[Problem] Reproduce all of the material below word for word, leaving out the pictures.

[Record list]
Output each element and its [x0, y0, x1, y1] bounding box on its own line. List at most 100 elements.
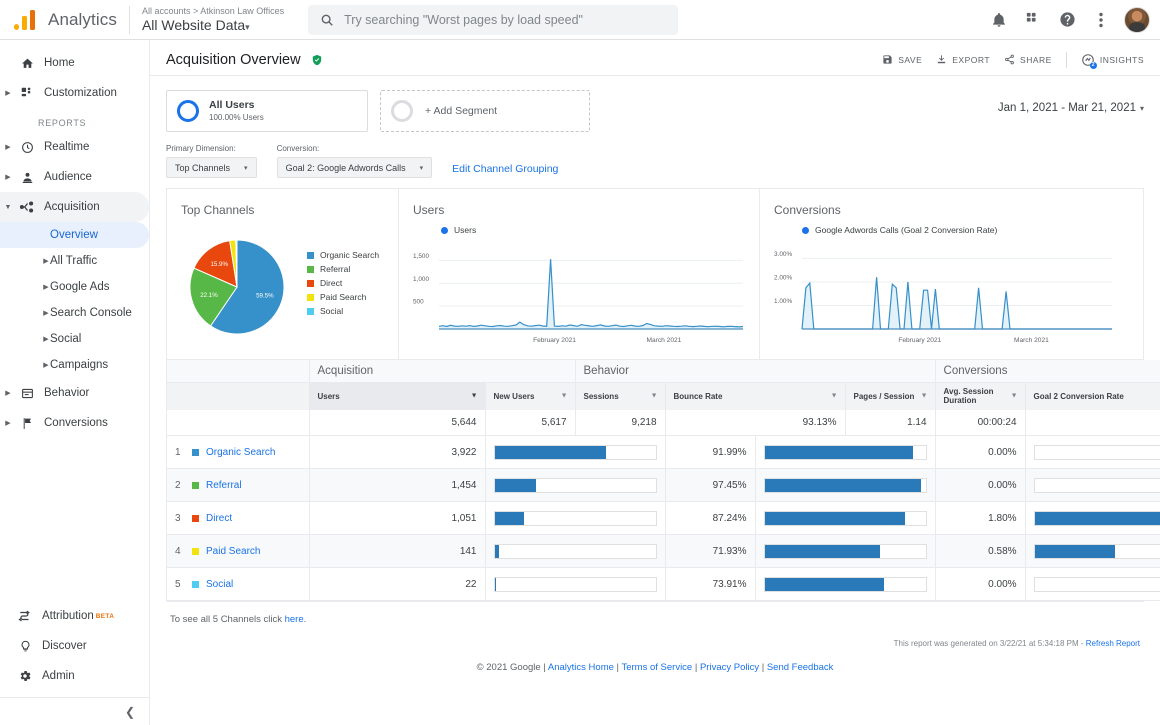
sidebar-item-audience[interactable]: ▶ Audience — [0, 162, 149, 192]
footer-link[interactable]: Analytics Home — [548, 662, 614, 673]
footer-separator: | — [692, 662, 700, 673]
footer-link[interactable]: Send Feedback — [767, 662, 834, 673]
table-group-header-row: Acquisition Behavior Conversions — [167, 360, 1160, 382]
search-bar[interactable] — [308, 4, 679, 35]
bar-fill — [764, 478, 922, 492]
date-range-picker[interactable]: Jan 1, 2021 - Mar 21, 2021 ▾ — [998, 90, 1144, 114]
export-button[interactable]: EXPORT — [936, 54, 990, 65]
column-header-sessions[interactable]: Sessions ▼ — [575, 381, 666, 410]
column-header-bounce-rate[interactable]: Bounce Rate ▼ — [665, 381, 846, 410]
cell-bounce-rate: 87.24% — [665, 501, 756, 535]
legend-item[interactable]: Direct — [307, 278, 379, 288]
sidebar-collapse-button[interactable]: ❮ — [0, 697, 149, 725]
sidebar-item-overview[interactable]: Overview — [0, 222, 149, 248]
table-row[interactable]: 3 Direct 1,051 87.24% 1.80% — [167, 501, 1160, 535]
users-card: Users Users 500 1,000 1,500 February 2021 Ma… — [398, 189, 759, 359]
bell-icon[interactable] — [984, 5, 1014, 35]
sidebar-item-search-console[interactable]: ▶ Search Console — [0, 300, 149, 326]
bar-track — [1033, 477, 1160, 493]
footer-link[interactable]: Terms of Service — [621, 662, 692, 673]
legend-item[interactable]: Referral — [307, 264, 379, 274]
chevron-right-icon: ▶ — [5, 89, 11, 97]
divider — [1065, 51, 1067, 68]
cell-bounce-rate: 91.99% — [665, 435, 756, 469]
legend-item[interactable]: Social — [307, 306, 379, 316]
bar-track — [493, 477, 657, 493]
segment-text: All Users 100.00% Users — [209, 99, 264, 122]
sidebar-item-label: Customization — [44, 87, 117, 99]
channel-link[interactable]: Direct — [206, 513, 232, 524]
cell-goal2-rate: 0.58% — [935, 534, 1026, 568]
channel-link[interactable]: Organic Search — [206, 447, 275, 458]
sidebar-item-behavior[interactable]: ▶ Behavior — [0, 378, 149, 408]
help-icon[interactable] — [1052, 5, 1082, 35]
chart-cards: Top Channels 59.5% 22.1% 15.9% Organic Sea… — [166, 188, 1144, 360]
share-button[interactable]: SHARE — [1004, 54, 1052, 65]
table-row[interactable]: 5 Social 22 73.91% 0.00% — [167, 567, 1160, 601]
sidebar-item-campaigns[interactable]: ▶ Campaigns — [0, 352, 149, 378]
top-channels-title: Top Channels — [181, 203, 255, 217]
segment-all-users[interactable]: All Users 100.00% Users — [166, 90, 368, 132]
sort-arrow-icon: ▼ — [650, 392, 658, 400]
column-header-users[interactable]: Users ▼ — [309, 381, 486, 410]
sidebar-item-admin[interactable]: Admin — [0, 661, 149, 691]
sort-arrow-icon: ▼ — [920, 392, 928, 400]
overflow-menu-icon[interactable] — [1086, 5, 1116, 35]
sidebar-item-social[interactable]: ▶ Social — [0, 326, 149, 352]
save-button[interactable]: SAVE — [882, 54, 922, 65]
share-icon — [1005, 54, 1014, 65]
users-line-chart[interactable]: 500 1,000 1,500 February 2021 March 2021 — [413, 241, 745, 349]
sidebar-item-realtime[interactable]: ▶ Realtime — [0, 132, 149, 162]
column-header-pages-session[interactable]: Pages / Session ▼ — [845, 381, 936, 410]
bar-track — [763, 576, 927, 592]
conversion-group: Conversion: Goal 2: Google Adwords Calls… — [276, 144, 433, 178]
column-header-new-users[interactable]: New Users ▼ — [485, 381, 576, 410]
bar-track — [493, 543, 657, 559]
column-header-goal2-rate[interactable]: Goal 2 Conversion Rate ▼ — [1025, 381, 1160, 410]
total-users: 5,644 — [309, 409, 486, 436]
search-input[interactable] — [344, 12, 667, 27]
sidebar-item-conversions[interactable]: ▶ Conversions — [0, 408, 149, 438]
primary-dimension-dropdown[interactable]: Top Channels ▾ — [166, 157, 257, 178]
channel-link[interactable]: Referral — [206, 480, 242, 491]
legend-item[interactable]: Organic Search — [307, 250, 379, 260]
pie-slice-label: 22.1% — [200, 292, 218, 299]
avatar[interactable] — [1124, 6, 1150, 33]
sidebar-item-home[interactable]: Home — [0, 48, 149, 78]
add-segment-button[interactable]: + Add Segment — [380, 90, 590, 132]
row-rank: 5 — [175, 578, 181, 590]
account-selector[interactable]: All accounts > Atkinson Law Offices All … — [142, 6, 284, 32]
channel-link[interactable]: Social — [206, 579, 233, 590]
sidebar-item-attribution[interactable]: Attribution BETA — [0, 601, 149, 631]
legend-item[interactable]: Paid Search — [307, 292, 379, 302]
sidebar-item-customization[interactable]: ▶ Customization — [0, 78, 149, 108]
conversion-dropdown[interactable]: Goal 2: Google Adwords Calls ▾ — [276, 157, 433, 178]
column-header-avg-duration[interactable]: Avg. Session Duration ▼ — [935, 381, 1026, 410]
edit-channel-grouping-link[interactable]: Edit Channel Grouping — [452, 163, 558, 178]
apps-grid-icon[interactable] — [1018, 5, 1048, 35]
channel-link[interactable]: Paid Search — [206, 546, 260, 557]
pie-chart[interactable]: 59.5% 22.1% 15.9% — [181, 229, 293, 341]
footer-link[interactable]: Privacy Policy — [700, 662, 759, 673]
conversions-line-chart[interactable]: 1.00% 2.00% 3.00% February 2021 March 2021 — [774, 241, 1114, 349]
insights-button[interactable]: 2 INSIGHTS — [1081, 53, 1144, 69]
refresh-report-link[interactable]: Refresh Report — [1086, 639, 1140, 648]
conversion-label: Conversion: — [276, 144, 320, 153]
see-all-link[interactable]: here — [285, 614, 304, 625]
header-spacer — [167, 381, 310, 410]
customization-icon — [16, 87, 38, 100]
cell-bounce-bar — [755, 501, 936, 535]
table-row[interactable]: 2 Referral 1,454 97.45% 0.00% — [167, 468, 1160, 502]
sidebar-item-discover[interactable]: Discover — [0, 631, 149, 661]
sidebar-nav-top: Home ▶ Customization REPORTS ▶ Realtime … — [0, 40, 149, 438]
pie-slice-label: 59.5% — [256, 293, 274, 300]
sidebar-item-all-traffic[interactable]: ▶ All Traffic — [0, 248, 149, 274]
table-row[interactable]: 1 Organic Search 3,922 91.99% 0.00% — [167, 435, 1160, 469]
legend-label: Referral — [320, 264, 351, 274]
cell-goal2-rate: 0.00% — [935, 468, 1026, 502]
sidebar-item-acquisition[interactable]: ▼ Acquisition — [0, 192, 149, 222]
home-icon — [16, 57, 38, 70]
sidebar-item-google-ads[interactable]: ▶ Google Ads — [0, 274, 149, 300]
legend-label: Paid Search — [320, 292, 367, 302]
table-row[interactable]: 4 Paid Search 141 71.93% 0.58% — [167, 534, 1160, 568]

[Task result]
Output each element and its [x0, y0, x1, y1] bounding box on its own line. List at most 100 elements.
sidebar-item-audience[interactable]: ▶ Audience — [0, 162, 149, 192]
footer-link[interactable]: Analytics Home — [548, 662, 614, 673]
footer-separator: | — [692, 662, 700, 673]
footer-link[interactable]: Send Feedback — [767, 662, 834, 673]
table-group-header-row: Acquisition Behavior Conversions — [167, 360, 1160, 382]
search-bar[interactable] — [308, 4, 679, 35]
bar-fill — [764, 478, 922, 492]
date-range-picker[interactable]: Jan 1, 2021 - Mar 21, 2021 ▾ — [998, 90, 1144, 114]
export-button[interactable]: EXPORT — [936, 54, 990, 65]
column-header-sessions[interactable]: Sessions ▼ — [575, 381, 666, 410]
column-header-bounce-rate[interactable]: Bounce Rate ▼ — [665, 381, 846, 410]
cell-bounce-rate: 87.24% — [665, 501, 756, 535]
legend-item[interactable]: Direct — [307, 278, 379, 288]
sidebar-collapse-button[interactable]: ❮ — [0, 697, 149, 725]
sidebar-item-overview[interactable]: Overview — [0, 222, 149, 248]
table-row[interactable]: 3 Direct 1,051 87.24% 1.80% — [167, 501, 1160, 535]
users-card: Users Users 500 1,000 1,500 February 2021 Ma… — [398, 189, 759, 359]
bell-icon[interactable] — [984, 5, 1014, 35]
sidebar-item-search-console[interactable]: ▶ Search Console — [0, 300, 149, 326]
bar-track — [1033, 477, 1160, 493]
footer-link[interactable]: Terms of Service — [621, 662, 692, 673]
legend-item[interactable]: Referral — [307, 264, 379, 274]
chevron-right-icon: ▶ — [5, 89, 11, 97]
divider — [1065, 51, 1067, 68]
cell-bounce-rate: 91.99% — [665, 435, 756, 469]
legend-item[interactable]: Social — [307, 306, 379, 316]
bar-track — [493, 477, 657, 493]
segment-text: All Users 100.00% Users — [209, 99, 264, 122]
sidebar-item-label: Customization — [44, 87, 117, 99]
channel-link[interactable]: Direct — [206, 513, 232, 524]
cell-goal2-rate: 0.58% — [935, 534, 1026, 568]
channel-link[interactable]: Organic Search — [206, 447, 275, 458]
sidebar-item-behavior[interactable]: ▶ Behavior — [0, 378, 149, 408]
help-icon[interactable] — [1052, 5, 1082, 35]
chart-cards: Top Channels 59.5% 22.1% 15.9% Organic Sea… — [166, 188, 1144, 360]
share-button[interactable]: SHARE — [1004, 54, 1052, 65]
table-row[interactable]: 5 Social 22 73.91% 0.00% — [167, 567, 1160, 601]
sidebar-item-campaigns[interactable]: ▶ Campaigns — [0, 352, 149, 378]
top-channels-title: Top Channels — [181, 203, 255, 217]
segment-all-users[interactable]: All Users 100.00% Users — [166, 90, 368, 132]
sort-arrow-icon: ▼ — [650, 392, 658, 400]
column-header-users[interactable]: Users ▼ — [309, 381, 486, 410]
sidebar-item-admin[interactable]: Admin — [0, 661, 149, 691]
sort-arrow-icon: ▼ — [920, 392, 928, 400]
overflow-menu-icon[interactable] — [1086, 5, 1116, 35]
sidebar-item-social[interactable]: ▶ Social — [0, 326, 149, 352]
save-button[interactable]: SAVE — [882, 54, 922, 65]
share-icon — [1005, 54, 1014, 65]
users-line-chart[interactable]: 500 1,000 1,500 February 2021 March 2021 — [413, 241, 745, 349]
sidebar-item-realtime[interactable]: ▶ Realtime — [0, 132, 149, 162]
column-header-pages-session[interactable]: Pages / Session ▼ — [845, 381, 936, 410]
bar-track — [763, 576, 927, 592]
conversion-group: Conversion: Goal 2: Google Adwords Calls… — [276, 144, 433, 178]
column-header-new-users[interactable]: New Users ▼ — [485, 381, 576, 410]
bar-track — [493, 543, 657, 559]
column-header-goal2-rate[interactable]: Goal 2 Conversion Rate ▼ — [1025, 381, 1160, 410]
total-users: 5,644 — [309, 409, 486, 436]
search-input[interactable] — [344, 12, 667, 27]
sidebar-item-conversions[interactable]: ▶ Conversions — [0, 408, 149, 438]
primary-dimension-dropdown[interactable]: Top Channels ▾ — [166, 157, 257, 178]
channel-link[interactable]: Referral — [206, 480, 242, 491]
legend-item[interactable]: Organic Search — [307, 250, 379, 260]
pie-slice-label: 22.1% — [200, 292, 218, 299]
avatar[interactable] — [1124, 6, 1150, 33]
sidebar-item-home[interactable]: Home — [0, 48, 149, 78]
add-segment-button[interactable]: + Add Segment — [380, 90, 590, 132]
row-rank: 5 — [175, 578, 181, 590]
account-selector[interactable]: All accounts > Atkinson Law Offices All … — [142, 6, 284, 32]
channel-link[interactable]: Social — [206, 579, 233, 590]
sidebar-item-attribution[interactable]: Attribution BETA — [0, 601, 149, 631]
legend-item[interactable]: Paid Search — [307, 292, 379, 302]
sidebar-item-customization[interactable]: ▶ Customization — [0, 78, 149, 108]
conversion-dropdown[interactable]: Goal 2: Google Adwords Calls ▾ — [276, 157, 433, 178]
column-header-avg-duration[interactable]: Avg. Session Duration ▼ — [935, 381, 1026, 410]
edit-channel-grouping-link[interactable]: Edit Channel Grouping — [452, 163, 558, 178]
apps-grid-icon[interactable] — [1018, 5, 1048, 35]
channel-link[interactable]: Paid Search — [206, 546, 260, 557]
pie-chart[interactable]: 59.5% 22.1% 15.9% — [181, 229, 293, 341]
footer-link[interactable]: Privacy Policy — [700, 662, 759, 673]
conversions-line-chart[interactable]: 1.00% 2.00% 3.00% February 2021 March 2021 — [774, 241, 1114, 349]
insights-button[interactable]: 2 INSIGHTS — [1081, 53, 1144, 69]
refresh-report-link[interactable]: Refresh Report — [1086, 639, 1140, 648]
conversion-label: Conversion: — [276, 144, 320, 153]
see-all-link[interactable]: here — [285, 614, 304, 625]
header-spacer — [167, 381, 310, 410]
customization-icon — [16, 87, 38, 100]
cell-bounce-bar — [755, 501, 936, 535]
table-row[interactable]: 2 Referral 1,454 97.45% 0.00% — [167, 468, 1160, 502]
sidebar-item-discover[interactable]: Discover — [0, 631, 149, 661]
sidebar-nav-top: Home ▶ Customization REPORTS ▶ Realtime … — [0, 40, 149, 438]
pie-slice-label: 59.5% — [256, 293, 274, 300]
sidebar-item-all-traffic[interactable]: ▶ All Traffic — [0, 248, 149, 274]
table-row[interactable]: 1 Organic Search 3,922 91.99% 0.00% — [167, 435, 1160, 469]
legend-label: Referral — [320, 264, 351, 274]
cell-goal2-rate: 0.00% — [935, 468, 1026, 502]
sidebar-item-acquisition[interactable]: ▼ Acquisition — [0, 192, 149, 222]
home-icon — [16, 57, 38, 70]
sidebar-item-google-ads[interactable]: ▶ Google Ads — [0, 274, 149, 300]
legend-label: Paid Search — [320, 292, 367, 302]
table-row[interactable]: 4 Paid Search 141 71.93% 0.58% — [167, 534, 1160, 568]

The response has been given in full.